◆ **What to do**
Make an exact copy of the data below, leaving out every picture.

○ ○ ○ ○

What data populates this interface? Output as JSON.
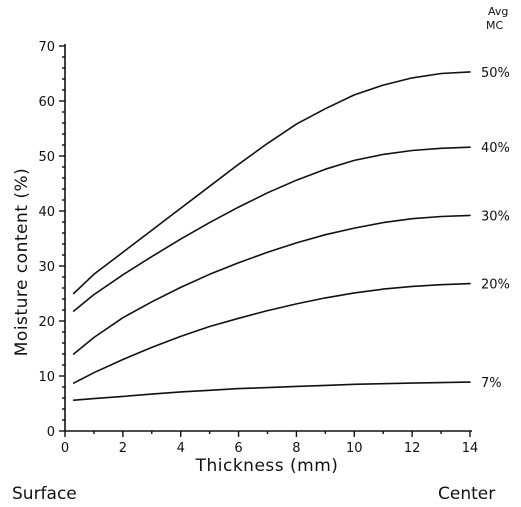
{
  "chart_data": {
    "type": "line",
    "xlabel": "Thickness (mm)",
    "ylabel": "Moisture content (%)",
    "xlim": [
      0,
      14
    ],
    "ylim": [
      0,
      70
    ],
    "x_ticks": [
      0,
      2,
      4,
      6,
      8,
      10,
      12,
      14
    ],
    "y_ticks": [
      0,
      10,
      20,
      30,
      40,
      50,
      60,
      70
    ],
    "grid": false,
    "legend_title": [
      "Avg",
      "MC"
    ],
    "x_endpoint_labels": {
      "left": "Surface",
      "right": "Center"
    },
    "x": [
      0.3,
      1,
      2,
      3,
      4,
      5,
      6,
      7,
      8,
      9,
      10,
      11,
      12,
      13,
      14
    ],
    "series": [
      {
        "name": "50%",
        "values": [
          25,
          28.5,
          32.5,
          36.5,
          40.5,
          44.5,
          48.5,
          52.3,
          55.8,
          58.6,
          61.1,
          62.9,
          64.2,
          65.0,
          65.3
        ]
      },
      {
        "name": "40%",
        "values": [
          21.8,
          24.8,
          28.4,
          31.7,
          34.9,
          37.9,
          40.7,
          43.3,
          45.6,
          47.6,
          49.2,
          50.3,
          51.0,
          51.4,
          51.6
        ]
      },
      {
        "name": "30%",
        "values": [
          14,
          17,
          20.6,
          23.5,
          26.1,
          28.5,
          30.6,
          32.5,
          34.2,
          35.7,
          36.9,
          37.9,
          38.6,
          39.0,
          39.2
        ]
      },
      {
        "name": "20%",
        "values": [
          8.7,
          10.6,
          13,
          15.2,
          17.2,
          19,
          20.5,
          21.9,
          23.1,
          24.2,
          25.1,
          25.8,
          26.3,
          26.6,
          26.8
        ]
      },
      {
        "name": "7%",
        "values": [
          5.6,
          5.9,
          6.3,
          6.7,
          7.1,
          7.4,
          7.7,
          7.9,
          8.1,
          8.3,
          8.5,
          8.6,
          8.7,
          8.8,
          8.9
        ]
      }
    ]
  }
}
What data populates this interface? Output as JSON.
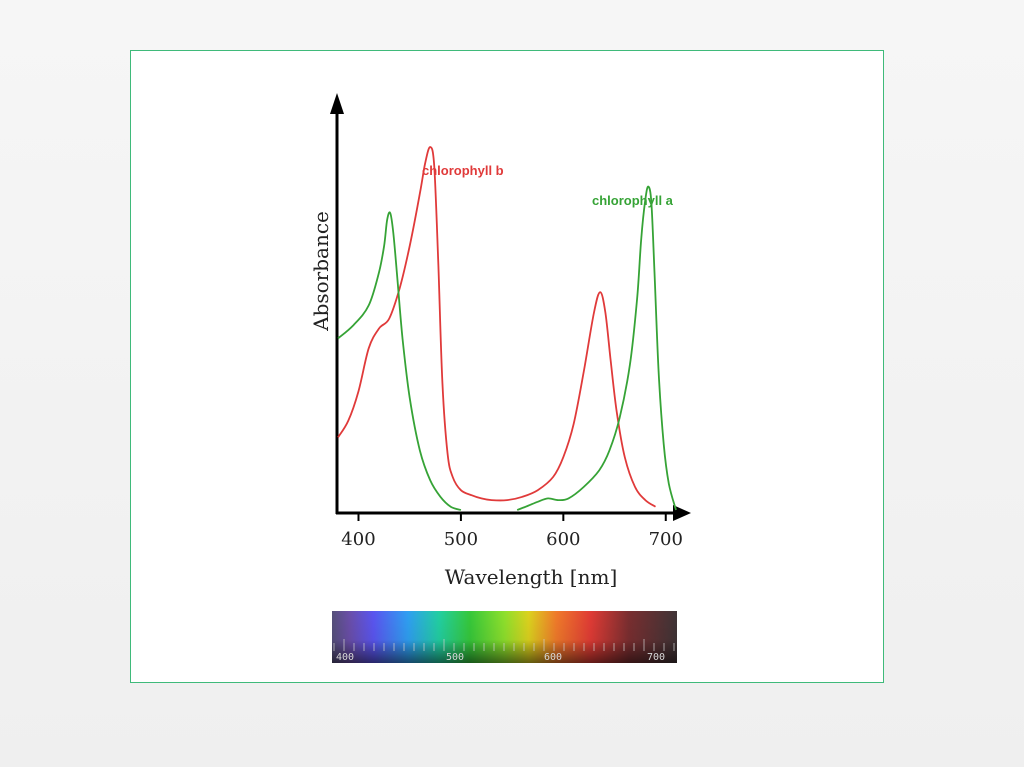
{
  "chart_data": {
    "type": "line",
    "xlabel": "Wavelength [nm]",
    "ylabel": "Absorbance",
    "xticks": [
      400,
      500,
      600,
      700
    ],
    "xlim": [
      380,
      710
    ],
    "ylim": [
      0,
      1.1
    ],
    "grid": false,
    "legend": "inline labels near peaks",
    "series": [
      {
        "name": "chlorophyll b",
        "color": "#e03a3a",
        "points": [
          [
            380,
            0.22
          ],
          [
            390,
            0.27
          ],
          [
            400,
            0.36
          ],
          [
            410,
            0.49
          ],
          [
            420,
            0.55
          ],
          [
            430,
            0.58
          ],
          [
            440,
            0.67
          ],
          [
            450,
            0.8
          ],
          [
            460,
            0.96
          ],
          [
            465,
            1.05
          ],
          [
            470,
            1.1
          ],
          [
            474,
            1.04
          ],
          [
            478,
            0.74
          ],
          [
            482,
            0.38
          ],
          [
            487,
            0.17
          ],
          [
            492,
            0.1
          ],
          [
            500,
            0.06
          ],
          [
            510,
            0.045
          ],
          [
            520,
            0.035
          ],
          [
            530,
            0.03
          ],
          [
            545,
            0.03
          ],
          [
            560,
            0.04
          ],
          [
            575,
            0.06
          ],
          [
            590,
            0.1
          ],
          [
            600,
            0.16
          ],
          [
            610,
            0.26
          ],
          [
            620,
            0.42
          ],
          [
            630,
            0.6
          ],
          [
            636,
            0.66
          ],
          [
            641,
            0.6
          ],
          [
            646,
            0.46
          ],
          [
            652,
            0.3
          ],
          [
            660,
            0.16
          ],
          [
            670,
            0.07
          ],
          [
            680,
            0.03
          ],
          [
            690,
            0.01
          ]
        ]
      },
      {
        "name": "chlorophyll a",
        "color": "#36a336",
        "points": [
          [
            380,
            0.52
          ],
          [
            395,
            0.56
          ],
          [
            410,
            0.62
          ],
          [
            420,
            0.72
          ],
          [
            425,
            0.8
          ],
          [
            428,
            0.88
          ],
          [
            431,
            0.9
          ],
          [
            434,
            0.84
          ],
          [
            438,
            0.7
          ],
          [
            443,
            0.52
          ],
          [
            450,
            0.34
          ],
          [
            460,
            0.18
          ],
          [
            470,
            0.09
          ],
          [
            480,
            0.04
          ],
          [
            490,
            0.01
          ],
          [
            500,
            0.0
          ],
          null,
          [
            555,
            0.0
          ],
          [
            565,
            0.012
          ],
          [
            575,
            0.025
          ],
          [
            585,
            0.035
          ],
          [
            595,
            0.03
          ],
          [
            605,
            0.035
          ],
          [
            620,
            0.07
          ],
          [
            635,
            0.12
          ],
          [
            645,
            0.18
          ],
          [
            655,
            0.28
          ],
          [
            665,
            0.44
          ],
          [
            672,
            0.64
          ],
          [
            676,
            0.82
          ],
          [
            680,
            0.94
          ],
          [
            683,
            0.98
          ],
          [
            686,
            0.93
          ],
          [
            689,
            0.72
          ],
          [
            693,
            0.42
          ],
          [
            698,
            0.2
          ],
          [
            703,
            0.08
          ],
          [
            710,
            0.0
          ]
        ]
      }
    ]
  },
  "spectrum_bar": {
    "labels": [
      "400",
      "500",
      "600",
      "700"
    ]
  }
}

○ ○ ○ ○

◆ **Task output**
What data populates this interface? Output as JSON.
{
  "chart_data": {
    "type": "line",
    "xlabel": "Thickness (mm)",
    "ylabel": "Moisture content (%)",
    "xlim": [
      0,
      14
    ],
    "ylim": [
      0,
      70
    ],
    "x_ticks": [
      0,
      2,
      4,
      6,
      8,
      10,
      12,
      14
    ],
    "y_ticks": [
      0,
      10,
      20,
      30,
      40,
      50,
      60,
      70
    ],
    "grid": false,
    "legend_title": [
      "Avg",
      "MC"
    ],
    "x_endpoint_labels": {
      "left": "Surface",
      "right": "Center"
    },
    "x": [
      0.3,
      1,
      2,
      3,
      4,
      5,
      6,
      7,
      8,
      9,
      10,
      11,
      12,
      13,
      14
    ],
    "series": [
      {
        "name": "50%",
        "values": [
          25,
          28.5,
          32.5,
          36.5,
          40.5,
          44.5,
          48.5,
          52.3,
          55.8,
          58.6,
          61.1,
          62.9,
          64.2,
          65.0,
          65.3
        ]
      },
      {
        "name": "40%",
        "values": [
          21.8,
          24.8,
          28.4,
          31.7,
          34.9,
          37.9,
          40.7,
          43.3,
          45.6,
          47.6,
          49.2,
          50.3,
          51.0,
          51.4,
          51.6
        ]
      },
      {
        "name": "30%",
        "values": [
          14,
          17,
          20.6,
          23.5,
          26.1,
          28.5,
          30.6,
          32.5,
          34.2,
          35.7,
          36.9,
          37.9,
          38.6,
          39.0,
          39.2
        ]
      },
      {
        "name": "20%",
        "values": [
          8.7,
          10.6,
          13,
          15.2,
          17.2,
          19,
          20.5,
          21.9,
          23.1,
          24.2,
          25.1,
          25.8,
          26.3,
          26.6,
          26.8
        ]
      },
      {
        "name": "7%",
        "values": [
          5.6,
          5.9,
          6.3,
          6.7,
          7.1,
          7.4,
          7.7,
          7.9,
          8.1,
          8.3,
          8.5,
          8.6,
          8.7,
          8.8,
          8.9
        ]
      }
    ]
  }
}
What data populates this interface? Output as JSON.
{
  "chart_data": {
    "type": "line",
    "xlabel": "Wavelength [nm]",
    "ylabel": "Absorbance",
    "xticks": [
      400,
      500,
      600,
      700
    ],
    "xlim": [
      380,
      710
    ],
    "ylim": [
      0,
      1.1
    ],
    "grid": false,
    "legend": "inline labels near peaks",
    "series": [
      {
        "name": "chlorophyll b",
        "color": "#e03a3a",
        "points": [
          [
            380,
            0.22
          ],
          [
            390,
            0.27
          ],
          [
            400,
            0.36
          ],
          [
            410,
            0.49
          ],
          [
            420,
            0.55
          ],
          [
            430,
            0.58
          ],
          [
            440,
            0.67
          ],
          [
            450,
            0.8
          ],
          [
            460,
            0.96
          ],
          [
            465,
            1.05
          ],
          [
            470,
            1.1
          ],
          [
            474,
            1.04
          ],
          [
            478,
            0.74
          ],
          [
            482,
            0.38
          ],
          [
            487,
            0.17
          ],
          [
            492,
            0.1
          ],
          [
            500,
            0.06
          ],
          [
            510,
            0.045
          ],
          [
            520,
            0.035
          ],
          [
            530,
            0.03
          ],
          [
            545,
            0.03
          ],
          [
            560,
            0.04
          ],
          [
            575,
            0.06
          ],
          [
            590,
            0.1
          ],
          [
            600,
            0.16
          ],
          [
            610,
            0.26
          ],
          [
            620,
            0.42
          ],
          [
            630,
            0.6
          ],
          [
            636,
            0.66
          ],
          [
            641,
            0.6
          ],
          [
            646,
            0.46
          ],
          [
            652,
            0.3
          ],
          [
            660,
            0.16
          ],
          [
            670,
            0.07
          ],
          [
            680,
            0.03
          ],
          [
            690,
            0.01
          ]
        ]
      },
      {
        "name": "chlorophyll a",
        "color": "#36a336",
        "points": [
          [
            380,
            0.52
          ],
          [
            395,
            0.56
          ],
          [
            410,
            0.62
          ],
          [
            420,
            0.72
          ],
          [
            425,
            0.8
          ],
          [
            428,
            0.88
          ],
          [
            431,
            0.9
          ],
          [
            434,
            0.84
          ],
          [
            438,
            0.7
          ],
          [
            443,
            0.52
          ],
          [
            450,
            0.34
          ],
          [
            460,
            0.18
          ],
          [
            470,
            0.09
          ],
          [
            480,
            0.04
          ],
          [
            490,
            0.01
          ],
          [
            500,
            0.0
          ],
          null,
          [
            555,
            0.0
          ],
          [
            565,
            0.012
          ],
          [
            575,
            0.025
          ],
          [
            585,
            0.035
          ],
          [
            595,
            0.03
          ],
          [
            605,
            0.035
          ],
          [
            620,
            0.07
          ],
          [
            635,
            0.12
          ],
          [
            645,
            0.18
          ],
          [
            655,
            0.28
          ],
          [
            665,
            0.44
          ],
          [
            672,
            0.64
          ],
          [
            676,
            0.82
          ],
          [
            680,
            0.94
          ],
          [
            683,
            0.98
          ],
          [
            686,
            0.93
          ],
          [
            689,
            0.72
          ],
          [
            693,
            0.42
          ],
          [
            698,
            0.2
          ],
          [
            703,
            0.08
          ],
          [
            710,
            0.0
          ]
        ]
      }
    ]
  },
  "spectrum_bar": {
    "labels": [
      "400",
      "500",
      "600",
      "700"
    ]
  }
}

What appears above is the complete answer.